*Task objective:*
Copy everything from the first row down to the row containing "y-tick-label: 0,4 — [20, 298, 47, 319]", both included, without changing a character.

━━━━━━

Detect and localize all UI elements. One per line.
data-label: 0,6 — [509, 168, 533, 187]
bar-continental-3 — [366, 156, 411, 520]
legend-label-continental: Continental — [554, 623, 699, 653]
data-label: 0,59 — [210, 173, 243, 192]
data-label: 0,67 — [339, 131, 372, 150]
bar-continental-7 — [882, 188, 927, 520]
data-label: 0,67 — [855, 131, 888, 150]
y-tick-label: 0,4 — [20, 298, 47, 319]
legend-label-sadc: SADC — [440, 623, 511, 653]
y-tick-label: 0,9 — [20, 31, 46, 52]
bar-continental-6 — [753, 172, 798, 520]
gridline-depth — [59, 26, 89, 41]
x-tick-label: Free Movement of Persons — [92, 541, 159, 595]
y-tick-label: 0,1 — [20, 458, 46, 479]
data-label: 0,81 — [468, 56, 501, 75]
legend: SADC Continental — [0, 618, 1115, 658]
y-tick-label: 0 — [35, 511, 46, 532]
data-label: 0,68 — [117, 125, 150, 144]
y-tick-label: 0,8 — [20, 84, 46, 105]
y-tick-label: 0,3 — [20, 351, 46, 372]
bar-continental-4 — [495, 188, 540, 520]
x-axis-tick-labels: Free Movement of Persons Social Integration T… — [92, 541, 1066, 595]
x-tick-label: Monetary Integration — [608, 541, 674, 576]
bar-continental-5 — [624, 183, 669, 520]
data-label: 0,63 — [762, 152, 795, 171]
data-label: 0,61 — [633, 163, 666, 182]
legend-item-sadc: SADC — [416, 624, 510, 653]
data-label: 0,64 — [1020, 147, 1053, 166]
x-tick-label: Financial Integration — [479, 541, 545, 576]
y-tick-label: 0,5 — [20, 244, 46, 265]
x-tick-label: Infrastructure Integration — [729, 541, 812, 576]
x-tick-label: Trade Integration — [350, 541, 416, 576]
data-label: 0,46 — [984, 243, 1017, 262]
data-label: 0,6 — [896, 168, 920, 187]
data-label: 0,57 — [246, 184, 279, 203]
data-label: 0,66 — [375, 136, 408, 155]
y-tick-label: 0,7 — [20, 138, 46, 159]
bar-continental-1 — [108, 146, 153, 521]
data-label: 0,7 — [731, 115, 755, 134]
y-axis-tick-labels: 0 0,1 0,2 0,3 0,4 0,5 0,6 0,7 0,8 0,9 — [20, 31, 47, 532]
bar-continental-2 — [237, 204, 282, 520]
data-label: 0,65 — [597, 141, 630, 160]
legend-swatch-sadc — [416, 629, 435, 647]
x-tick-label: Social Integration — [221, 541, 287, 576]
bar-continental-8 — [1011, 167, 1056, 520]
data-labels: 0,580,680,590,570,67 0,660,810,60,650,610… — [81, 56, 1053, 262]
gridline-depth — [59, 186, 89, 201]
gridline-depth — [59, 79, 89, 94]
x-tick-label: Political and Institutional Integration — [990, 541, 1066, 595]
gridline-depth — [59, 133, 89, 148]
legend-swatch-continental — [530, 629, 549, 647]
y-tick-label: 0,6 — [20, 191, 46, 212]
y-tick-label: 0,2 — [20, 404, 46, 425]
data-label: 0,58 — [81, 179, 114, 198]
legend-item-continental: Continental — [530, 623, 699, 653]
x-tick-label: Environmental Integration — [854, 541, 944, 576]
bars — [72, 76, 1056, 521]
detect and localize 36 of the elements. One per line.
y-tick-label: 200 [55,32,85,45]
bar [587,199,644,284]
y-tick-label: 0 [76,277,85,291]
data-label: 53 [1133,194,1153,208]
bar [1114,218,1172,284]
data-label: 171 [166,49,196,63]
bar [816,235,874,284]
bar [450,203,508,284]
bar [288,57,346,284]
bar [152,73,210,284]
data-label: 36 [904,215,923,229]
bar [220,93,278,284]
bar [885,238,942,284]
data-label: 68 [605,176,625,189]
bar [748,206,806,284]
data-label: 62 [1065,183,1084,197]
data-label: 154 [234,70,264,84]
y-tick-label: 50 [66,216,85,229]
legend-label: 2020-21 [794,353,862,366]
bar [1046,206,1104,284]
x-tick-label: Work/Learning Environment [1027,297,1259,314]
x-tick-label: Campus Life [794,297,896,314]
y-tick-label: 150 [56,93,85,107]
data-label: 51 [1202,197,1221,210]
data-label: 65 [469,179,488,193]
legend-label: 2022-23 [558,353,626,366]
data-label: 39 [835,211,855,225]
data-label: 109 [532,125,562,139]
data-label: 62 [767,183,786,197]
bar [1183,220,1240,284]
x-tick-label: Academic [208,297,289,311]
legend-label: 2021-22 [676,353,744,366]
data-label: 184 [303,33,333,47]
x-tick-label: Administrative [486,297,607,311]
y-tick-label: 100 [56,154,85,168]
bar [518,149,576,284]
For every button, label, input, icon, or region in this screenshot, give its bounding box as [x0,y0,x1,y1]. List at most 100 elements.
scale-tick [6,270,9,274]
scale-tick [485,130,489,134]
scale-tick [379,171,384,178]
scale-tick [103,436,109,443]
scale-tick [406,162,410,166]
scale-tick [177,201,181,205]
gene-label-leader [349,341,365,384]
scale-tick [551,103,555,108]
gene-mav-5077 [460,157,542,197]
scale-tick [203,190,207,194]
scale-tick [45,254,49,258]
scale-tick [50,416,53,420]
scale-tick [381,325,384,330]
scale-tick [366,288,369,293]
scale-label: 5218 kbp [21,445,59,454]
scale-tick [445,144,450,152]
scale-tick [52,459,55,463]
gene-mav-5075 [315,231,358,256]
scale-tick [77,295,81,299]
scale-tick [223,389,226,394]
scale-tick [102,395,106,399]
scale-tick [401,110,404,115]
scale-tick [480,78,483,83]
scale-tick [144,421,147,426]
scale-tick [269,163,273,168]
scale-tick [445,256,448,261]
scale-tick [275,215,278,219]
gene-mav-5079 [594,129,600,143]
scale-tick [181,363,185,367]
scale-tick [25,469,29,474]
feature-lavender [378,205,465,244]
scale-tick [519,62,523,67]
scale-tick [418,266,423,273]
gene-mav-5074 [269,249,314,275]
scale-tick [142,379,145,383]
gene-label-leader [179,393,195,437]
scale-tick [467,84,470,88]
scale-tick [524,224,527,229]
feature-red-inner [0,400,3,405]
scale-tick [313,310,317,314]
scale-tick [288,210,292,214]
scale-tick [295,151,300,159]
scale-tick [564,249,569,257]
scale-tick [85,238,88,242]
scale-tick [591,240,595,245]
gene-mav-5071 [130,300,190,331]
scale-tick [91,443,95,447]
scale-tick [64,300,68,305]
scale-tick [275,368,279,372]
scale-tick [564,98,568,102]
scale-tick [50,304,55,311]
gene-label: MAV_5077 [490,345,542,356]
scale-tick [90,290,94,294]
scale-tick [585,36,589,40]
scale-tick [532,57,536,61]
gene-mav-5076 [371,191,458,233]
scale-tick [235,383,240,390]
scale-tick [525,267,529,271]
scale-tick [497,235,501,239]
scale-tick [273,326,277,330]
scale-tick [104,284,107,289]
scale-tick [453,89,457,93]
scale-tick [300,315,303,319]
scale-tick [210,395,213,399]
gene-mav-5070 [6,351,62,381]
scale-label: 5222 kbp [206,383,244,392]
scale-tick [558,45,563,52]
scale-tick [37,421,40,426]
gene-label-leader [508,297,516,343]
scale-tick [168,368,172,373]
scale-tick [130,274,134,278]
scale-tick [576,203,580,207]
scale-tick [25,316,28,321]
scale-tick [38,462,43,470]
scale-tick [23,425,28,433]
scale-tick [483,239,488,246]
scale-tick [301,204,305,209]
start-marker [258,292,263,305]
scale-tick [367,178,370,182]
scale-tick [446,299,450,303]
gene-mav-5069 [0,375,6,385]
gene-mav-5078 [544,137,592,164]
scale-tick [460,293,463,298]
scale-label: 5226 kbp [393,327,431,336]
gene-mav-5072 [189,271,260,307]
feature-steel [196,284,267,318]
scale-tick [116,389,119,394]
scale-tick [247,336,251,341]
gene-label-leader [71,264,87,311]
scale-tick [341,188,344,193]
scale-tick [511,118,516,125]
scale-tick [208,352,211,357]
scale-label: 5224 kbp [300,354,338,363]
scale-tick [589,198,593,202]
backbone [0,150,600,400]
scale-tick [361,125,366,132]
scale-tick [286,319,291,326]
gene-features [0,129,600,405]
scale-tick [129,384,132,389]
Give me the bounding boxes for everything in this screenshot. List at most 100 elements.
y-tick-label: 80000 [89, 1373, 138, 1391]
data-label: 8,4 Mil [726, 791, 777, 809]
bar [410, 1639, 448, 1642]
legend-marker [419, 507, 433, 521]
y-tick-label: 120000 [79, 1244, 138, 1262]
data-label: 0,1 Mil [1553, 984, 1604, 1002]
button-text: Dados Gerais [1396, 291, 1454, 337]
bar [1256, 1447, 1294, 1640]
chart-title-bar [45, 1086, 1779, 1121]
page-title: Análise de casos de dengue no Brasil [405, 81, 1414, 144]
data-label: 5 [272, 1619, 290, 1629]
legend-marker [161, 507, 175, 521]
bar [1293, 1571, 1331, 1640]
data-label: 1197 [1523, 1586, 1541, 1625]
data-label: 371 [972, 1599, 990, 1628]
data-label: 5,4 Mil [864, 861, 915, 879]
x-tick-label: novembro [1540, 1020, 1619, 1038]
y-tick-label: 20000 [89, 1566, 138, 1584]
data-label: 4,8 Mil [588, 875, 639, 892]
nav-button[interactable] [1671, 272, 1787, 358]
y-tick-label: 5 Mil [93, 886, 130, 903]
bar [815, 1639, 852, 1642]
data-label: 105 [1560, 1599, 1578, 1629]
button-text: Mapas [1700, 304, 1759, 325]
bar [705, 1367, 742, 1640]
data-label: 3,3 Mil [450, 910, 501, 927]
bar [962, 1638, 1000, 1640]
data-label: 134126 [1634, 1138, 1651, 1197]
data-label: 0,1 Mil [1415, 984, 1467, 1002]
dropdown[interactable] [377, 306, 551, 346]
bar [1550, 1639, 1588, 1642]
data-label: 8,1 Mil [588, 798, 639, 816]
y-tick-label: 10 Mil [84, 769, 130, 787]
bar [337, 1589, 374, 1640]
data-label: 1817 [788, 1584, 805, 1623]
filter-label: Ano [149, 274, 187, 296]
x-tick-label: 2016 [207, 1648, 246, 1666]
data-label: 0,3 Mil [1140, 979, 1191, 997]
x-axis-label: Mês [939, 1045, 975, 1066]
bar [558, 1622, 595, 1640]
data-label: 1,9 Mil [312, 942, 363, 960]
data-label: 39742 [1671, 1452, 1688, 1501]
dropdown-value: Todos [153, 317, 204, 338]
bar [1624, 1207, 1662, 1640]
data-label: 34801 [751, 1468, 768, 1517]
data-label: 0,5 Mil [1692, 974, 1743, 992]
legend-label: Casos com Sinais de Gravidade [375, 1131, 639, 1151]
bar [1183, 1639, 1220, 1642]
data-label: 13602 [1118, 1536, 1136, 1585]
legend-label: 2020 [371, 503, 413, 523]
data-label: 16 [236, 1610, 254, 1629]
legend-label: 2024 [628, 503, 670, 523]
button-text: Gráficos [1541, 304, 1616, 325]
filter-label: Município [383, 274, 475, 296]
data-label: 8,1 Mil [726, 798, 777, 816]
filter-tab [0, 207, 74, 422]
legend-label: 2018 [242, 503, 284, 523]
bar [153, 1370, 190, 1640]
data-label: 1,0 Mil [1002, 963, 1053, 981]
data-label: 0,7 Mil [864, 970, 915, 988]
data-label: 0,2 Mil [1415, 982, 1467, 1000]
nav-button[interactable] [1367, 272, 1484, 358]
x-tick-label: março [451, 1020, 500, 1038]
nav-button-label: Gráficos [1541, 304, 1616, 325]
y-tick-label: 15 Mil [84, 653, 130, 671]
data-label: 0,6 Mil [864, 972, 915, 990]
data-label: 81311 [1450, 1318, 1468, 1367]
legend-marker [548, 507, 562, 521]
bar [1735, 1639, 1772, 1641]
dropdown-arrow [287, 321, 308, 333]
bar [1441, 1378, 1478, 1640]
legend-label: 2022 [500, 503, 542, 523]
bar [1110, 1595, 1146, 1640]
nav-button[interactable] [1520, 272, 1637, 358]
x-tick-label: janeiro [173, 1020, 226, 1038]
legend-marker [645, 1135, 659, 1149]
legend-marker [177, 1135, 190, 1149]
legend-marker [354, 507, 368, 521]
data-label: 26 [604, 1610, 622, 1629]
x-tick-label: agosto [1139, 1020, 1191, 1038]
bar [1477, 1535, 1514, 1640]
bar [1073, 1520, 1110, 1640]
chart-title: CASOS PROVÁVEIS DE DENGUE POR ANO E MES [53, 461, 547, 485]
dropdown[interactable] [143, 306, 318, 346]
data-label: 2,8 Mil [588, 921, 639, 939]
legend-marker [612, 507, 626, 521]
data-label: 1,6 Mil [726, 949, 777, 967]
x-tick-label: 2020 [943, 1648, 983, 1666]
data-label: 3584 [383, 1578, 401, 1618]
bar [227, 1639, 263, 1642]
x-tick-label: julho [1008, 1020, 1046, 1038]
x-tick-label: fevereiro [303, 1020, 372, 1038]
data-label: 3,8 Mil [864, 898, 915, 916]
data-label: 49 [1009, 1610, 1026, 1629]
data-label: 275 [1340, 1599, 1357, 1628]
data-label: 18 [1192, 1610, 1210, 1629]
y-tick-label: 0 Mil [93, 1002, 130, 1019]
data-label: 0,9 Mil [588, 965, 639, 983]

━━━━━━

*Solution to the problem:*
Detect and localize all UI elements. One per line.
data-label: 0,6 — [509, 168, 533, 187]
bar-continental-3 — [366, 156, 411, 520]
legend-label-continental: Continental — [554, 623, 699, 653]
data-label: 0,59 — [210, 173, 243, 192]
data-label: 0,67 — [339, 131, 372, 150]
bar-continental-7 — [882, 188, 927, 520]
data-label: 0,67 — [855, 131, 888, 150]
y-tick-label: 0,4 — [20, 298, 47, 319]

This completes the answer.